◆ **WHAT THE EXERCISE ASKS**
Look through the data for the string "with". Copy every line where it is found.

◆ **SOURCE MATERIAL**
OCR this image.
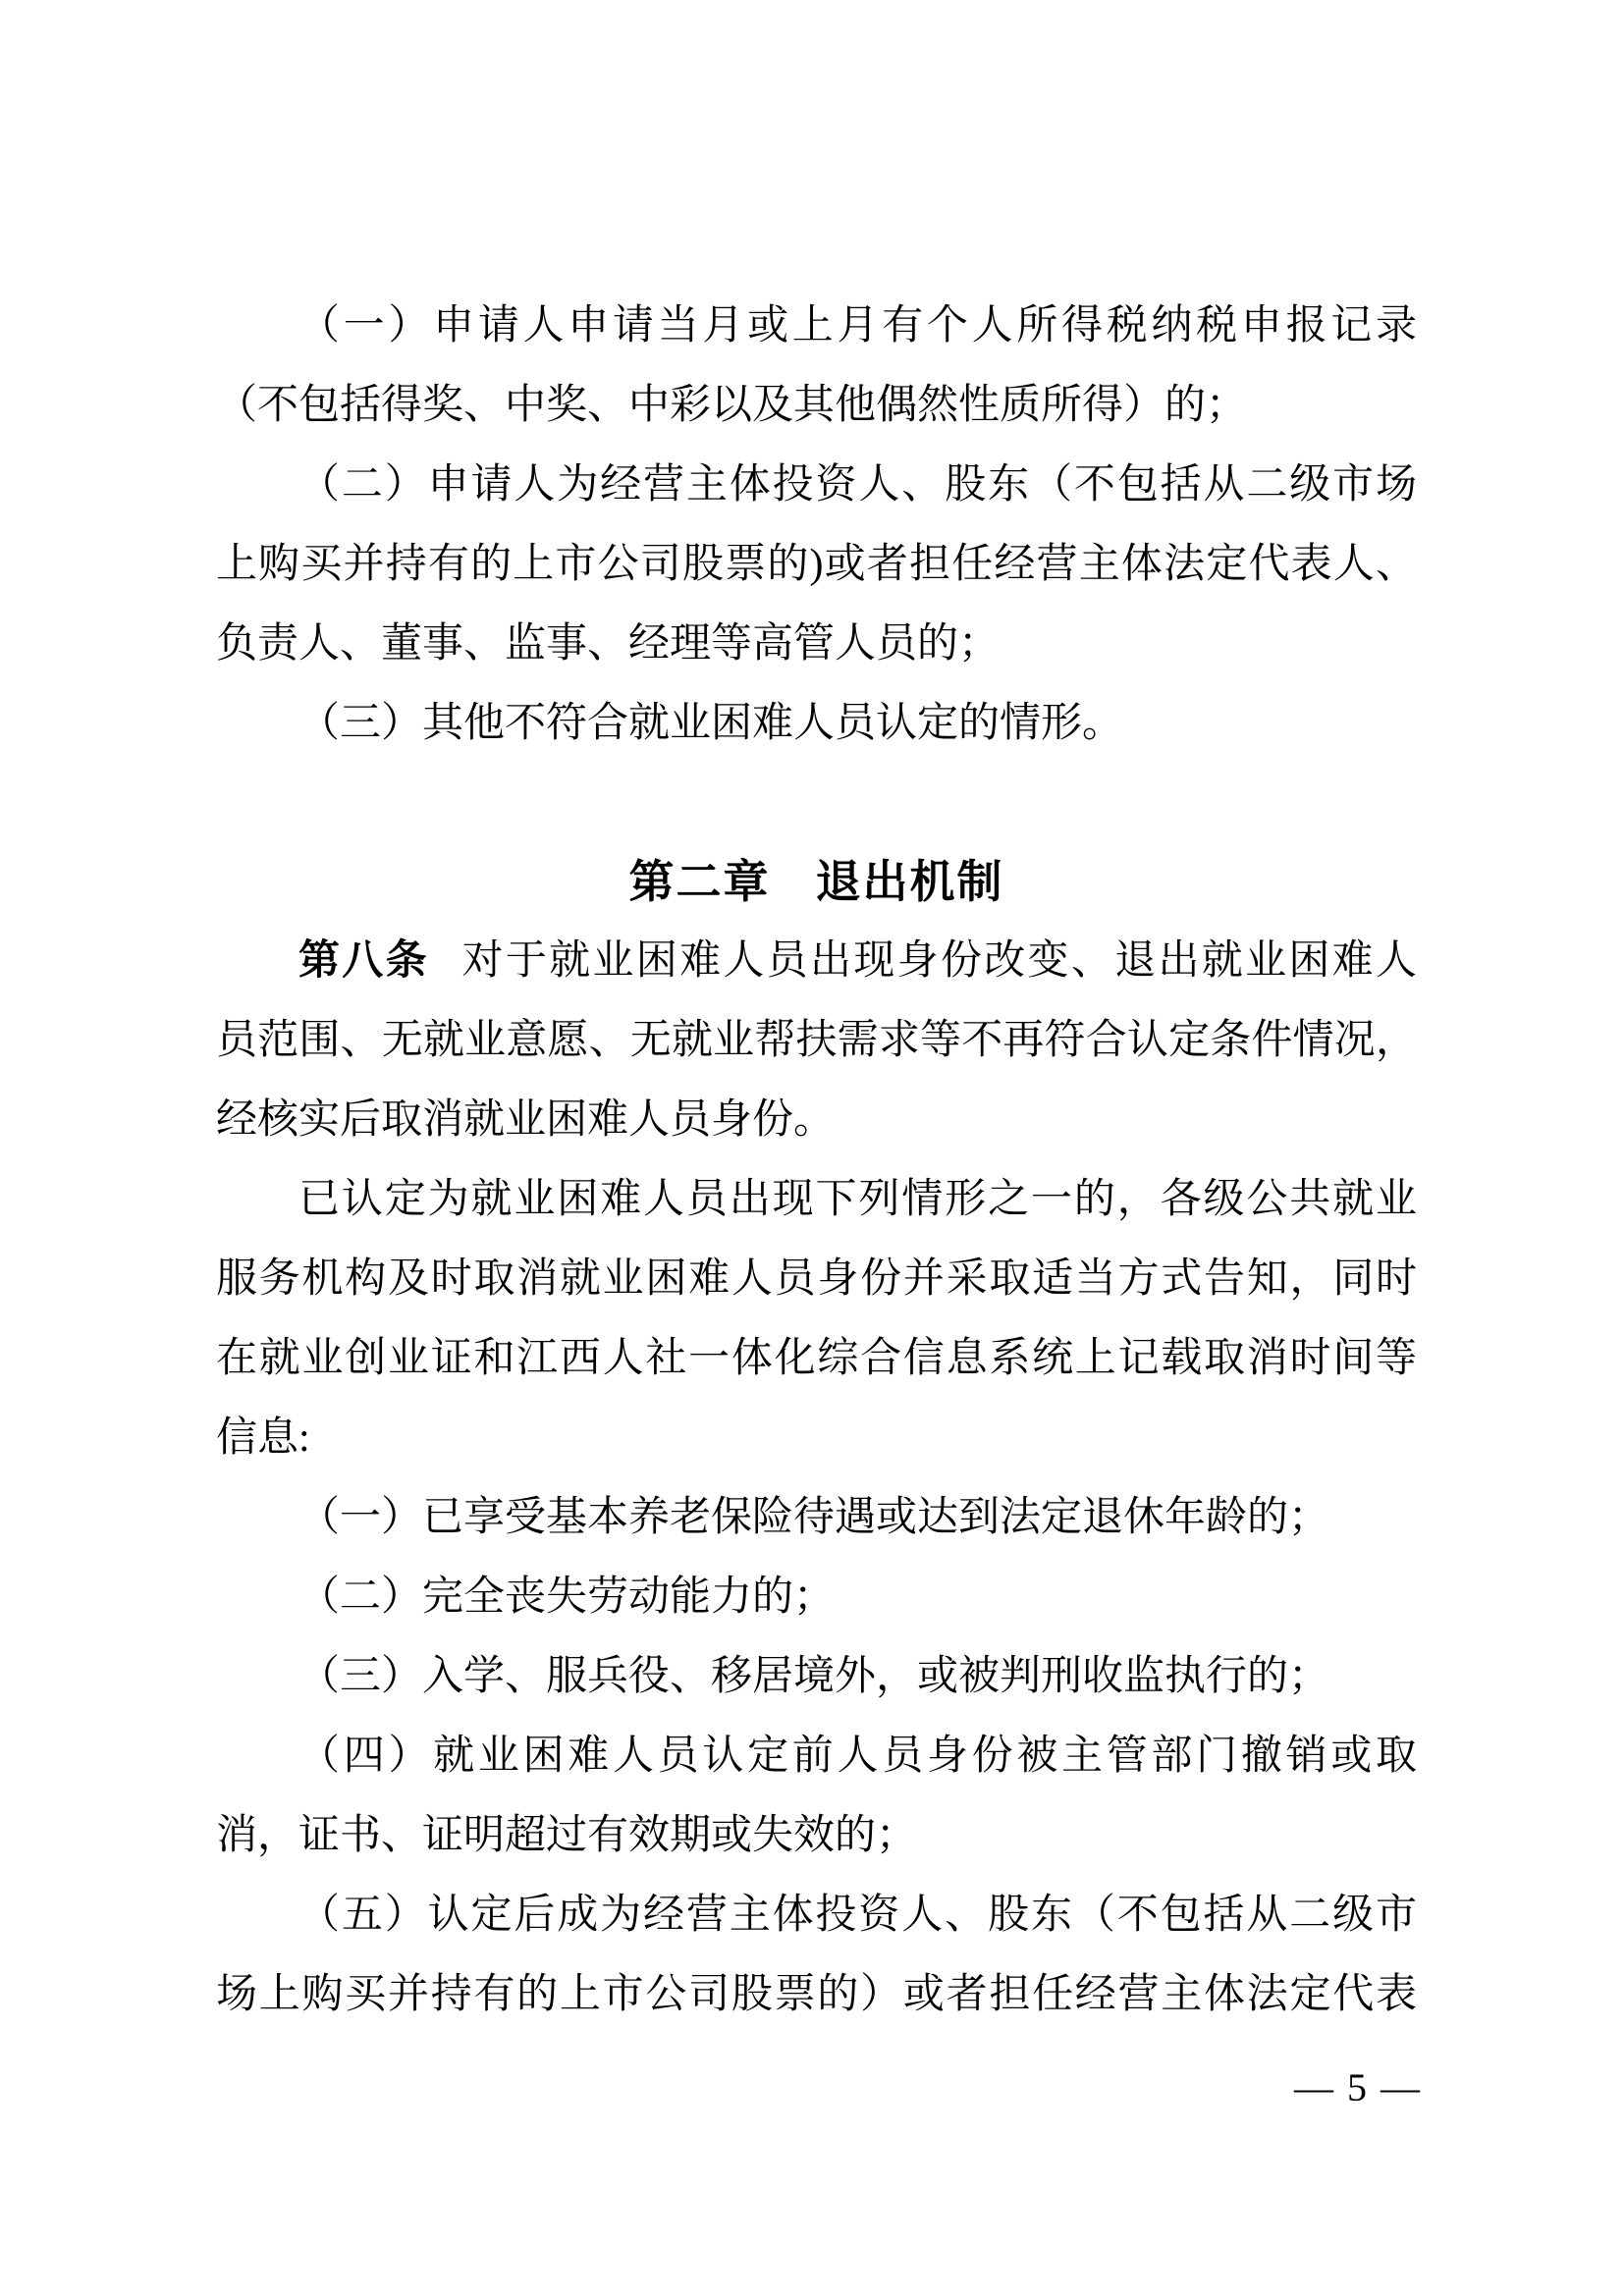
（一）申请人申请当月或上月有个人所得税纳税申报记录

（不包括得奖、中奖、中彩以及其他偶然性质所得）的；

（二）申请人为经营主体投资人、股东（不包括从二级市场

上购买并持有的上市公司股票的)或者担任经营主体法定代表人、

负责人、董事、监事、经理等高管人员的；

（三）其他不符合就业困难人员认定的情形。

第二章 退出机制

第八条 对于就业困难人员出现身份改变、退出就业困难人

员范围、无就业意愿、无就业帮扶需求等不再符合认定条件情况，

经核实后取消就业困难人员身份。

已认定为就业困难人员出现下列情形之一的，各级公共就业

服务机构及时取消就业困难人员身份并采取适当方式告知，同时

在就业创业证和江西人社一体化综合信息系统上记载取消时间等

信息:

（一）已享受基本养老保险待遇或达到法定退休年龄的；

（二）完全丧失劳动能力的；

（三）入学、服兵役、移居境外，或被判刑收监执行的；

（四）就业困难人员认定前人员身份被主管部门撤销或取

消，证书、证明超过有效期或失效的；

（五）认定后成为经营主体投资人、股东（不包括从二级市

场上购买并持有的上市公司股票的）或者担任经营主体法定代表

— 5 —
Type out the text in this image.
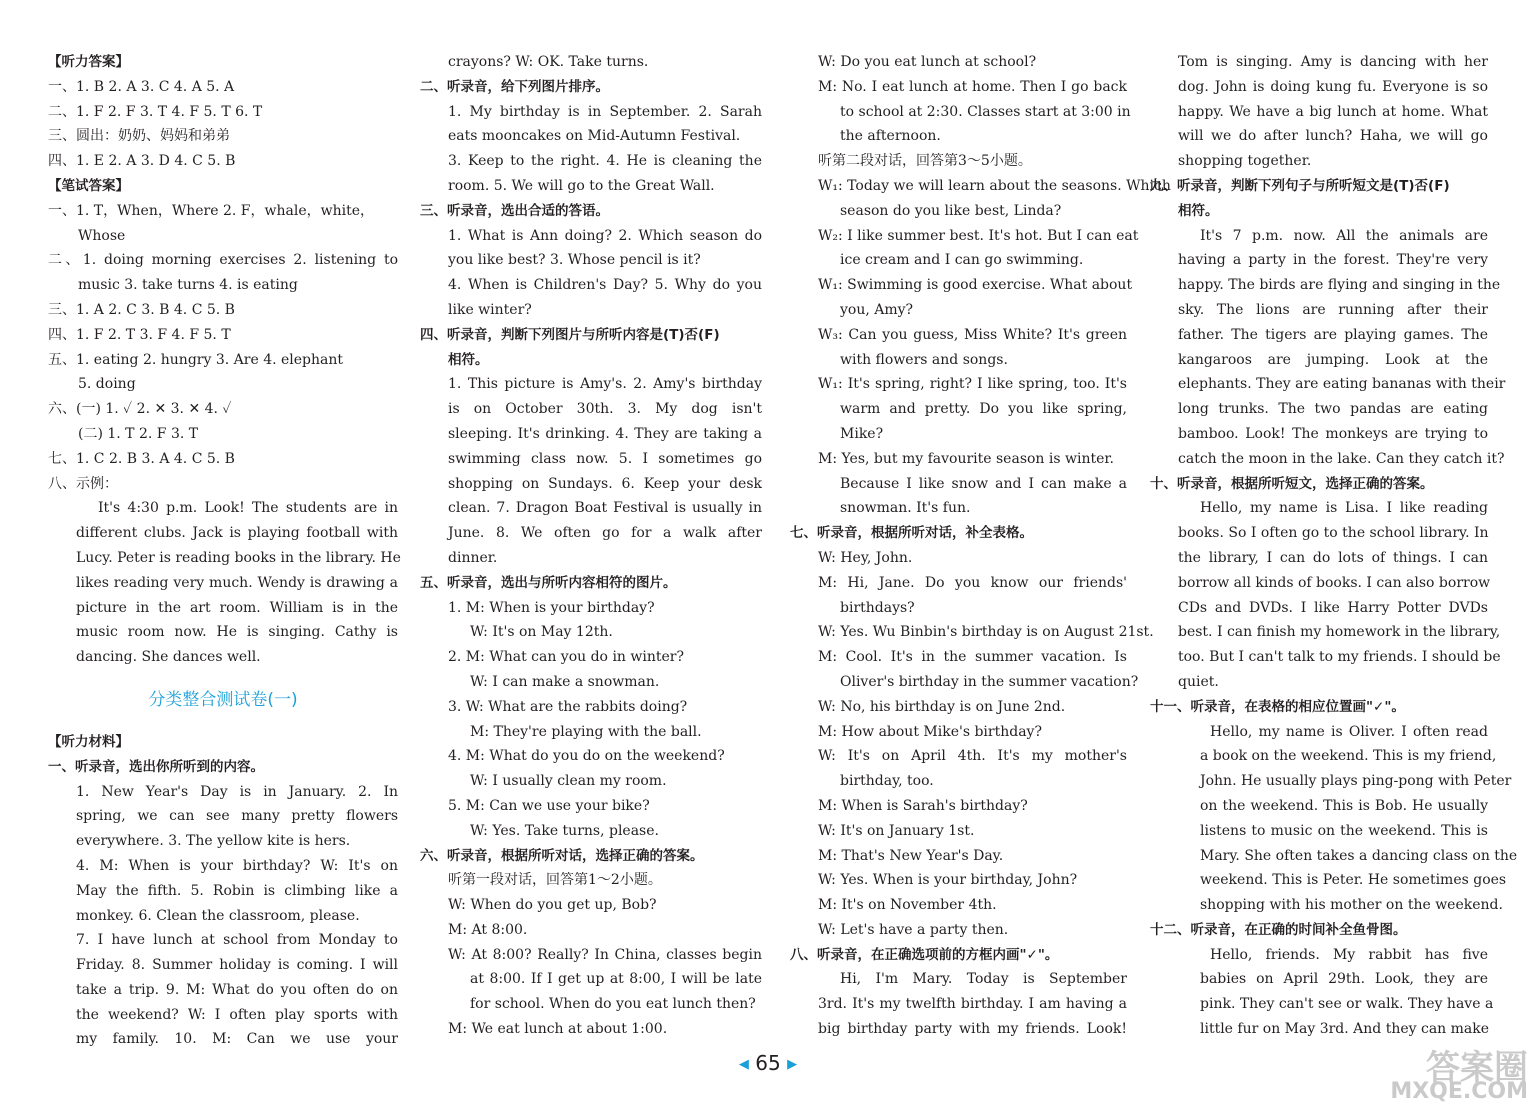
【听力答案】
一、1. B 2. A 3. C 4. A 5. A
二、1. F 2. F 3. T 4. F 5. T 6. T
三、圆出：奶奶、妈妈和弟弟
四、1. E 2. A 3. D 4. C 5. B
【笔试答案】
一、1. T，When，Where 2. F，whale，white，
Whose
二、1. doing morning exercises 2. listening to
music 3. take turns 4. is eating
三、1. A 2. C 3. B 4. C 5. B
四、1. F 2. T 3. F 4. F 5. T
五、1. eating 2. hungry 3. Are 4. elephant
5. doing
六、(一) 1. ✓ 2. ✕ 3. ✕ 4. ✓
(二) 1. T 2. F 3. T
七、1. C 2. B 3. A 4. C 5. B
八、示例：
It's 4:30 p.m. Look! The students are in
different clubs. Jack is playing football with
Lucy. Peter is reading books in the library. He
likes reading very much. Wendy is drawing a
picture in the art room. William is in the
music room now. He is singing. Cathy is
dancing. She dances well.
分类整合测试卷(一)
【听力材料】
一、听录音，选出你所听到的内容。
1. New Year's Day is in January. 2. In
spring, we can see many pretty flowers
everywhere. 3. The yellow kite is hers.
4. M: When is your birthday? W: It's on
May the fifth. 5. Robin is climbing like a
monkey. 6. Clean the classroom, please.
7. I have lunch at school from Monday to
Friday. 8. Summer holiday is coming. I will
take a trip. 9. M: What do you often do on
the weekend? W: I often play sports with
my family. 10. M: Can we use your
crayons? W: OK. Take turns.
二、听录音，给下列图片排序。
1. My birthday is in September. 2. Sarah
eats mooncakes on Mid-Autumn Festival.
3. Keep to the right. 4. He is cleaning the
room. 5. We will go to the Great Wall.
三、听录音，选出合适的答语。
1. What is Ann doing? 2. Which season do
you like best? 3. Whose pencil is it?
4. When is Children's Day? 5. Why do you
like winter?
四、听录音，判断下列图片与所听内容是(T)否(F)
相符。
1. This picture is Amy's. 2. Amy's birthday
is on October 30th. 3. My dog isn't
sleeping. It's drinking. 4. They are taking a
swimming class now. 5. I sometimes go
shopping on Sundays. 6. Keep your desk
clean. 7. Dragon Boat Festival is usually in
June. 8. We often go for a walk after
dinner.
五、听录音，选出与所听内容相符的图片。
1. M: When is your birthday?
W: It's on May 12th.
2. M: What can you do in winter?
W: I can make a snowman.
3. W: What are the rabbits doing?
M: They're playing with the ball.
4. M: What do you do on the weekend?
W: I usually clean my room.
5. M: Can we use your bike?
W: Yes. Take turns, please.
六、听录音，根据所听对话，选择正确的答案。
听第一段对话，回答第1～2小题。
W: When do you get up, Bob?
M: At 8:00.
W: At 8:00? Really? In China, classes begin
at 8:00. If I get up at 8:00, I will be late
for school. When do you eat lunch then?
M: We eat lunch at about 1:00.
W: Do you eat lunch at school?
M: No. I eat lunch at home. Then I go back
to school at 2:30. Classes start at 3:00 in
the afternoon.
听第二段对话，回答第3～5小题。
W₁: Today we will learn about the seasons. Which
season do you like best, Linda?
W₂: I like summer best. It's hot. But I can eat
ice cream and I can go swimming.
W₁: Swimming is good exercise. What about
you, Amy?
W₃: Can you guess, Miss White? It's green
with flowers and songs.
W₁: It's spring, right? I like spring, too. It's
warm and pretty. Do you like spring,
Mike?
M: Yes, but my favourite season is winter.
Because I like snow and I can make a
snowman. It's fun.
七、听录音，根据所听对话，补全表格。
W: Hey, John.
M: Hi, Jane. Do you know our friends'
birthdays?
W: Yes. Wu Binbin's birthday is on August 21st.
M: Cool. It's in the summer vacation. Is
Oliver's birthday in the summer vacation?
W: No, his birthday is on June 2nd.
M: How about Mike's birthday?
W: It's on April 4th. It's my mother's
birthday, too.
M: When is Sarah's birthday?
W: It's on January 1st.
M: That's New Year's Day.
W: Yes. When is your birthday, John?
M: It's on November 4th.
W: Let's have a party then.
八、听录音，在正确选项前的方框内画"✓"。
Hi, I'm Mary. Today is September
3rd. It's my twelfth birthday. I am having a
big birthday party with my friends. Look!
Tom is singing. Amy is dancing with her
dog. John is doing kung fu. Everyone is so
happy. We have a big lunch at home. What
will we do after lunch? Haha, we will go
shopping together.
九、听录音，判断下列句子与所听短文是(T)否(F)
相符。
It's 7 p.m. now. All the animals are
having a party in the forest. They're very
happy. The birds are flying and singing in the
sky. The lions are running after their
father. The tigers are playing games. The
kangaroos are jumping. Look at the
elephants. They are eating bananas with their
long trunks. The two pandas are eating
bamboo. Look! The monkeys are trying to
catch the moon in the lake. Can they catch it?
十、听录音，根据所听短文，选择正确的答案。
Hello, my name is Lisa. I like reading
books. So I often go to the school library. In
the library, I can do lots of things. I can
borrow all kinds of books. I can also borrow
CDs and DVDs. I like Harry Potter DVDs
best. I can finish my homework in the library,
too. But I can't talk to my friends. I should be
quiet.
十一、听录音，在表格的相应位置画"✓"。
Hello, my name is Oliver. I often read
a book on the weekend. This is my friend,
John. He usually plays ping-pong with Peter
on the weekend. This is Bob. He usually
listens to music on the weekend. This is
Mary. She often takes a dancing class on the
weekend. This is Peter. He sometimes goes
shopping with his mother on the weekend.
十二、听录音，在正确的时间补全鱼骨图。
Hello, friends. My rabbit has five
babies on April 29th. Look, they are
pink. They can't see or walk. They have a
little fur on May 3rd. And they can make
◀ 65 ▶	答案圈
MXQE.COM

◆ **EXERCISE SOLUTION**
different clubs. Jack is playing football with
the weekend? W: I often play sports with
M: They're playing with the ball.
with flowers and songs.
big birthday party with my friends. Look!
Tom is singing. Amy is dancing with her
elephants. They are eating bananas with their
John. He usually plays ping-pong with Peter
shopping with his mother on the weekend.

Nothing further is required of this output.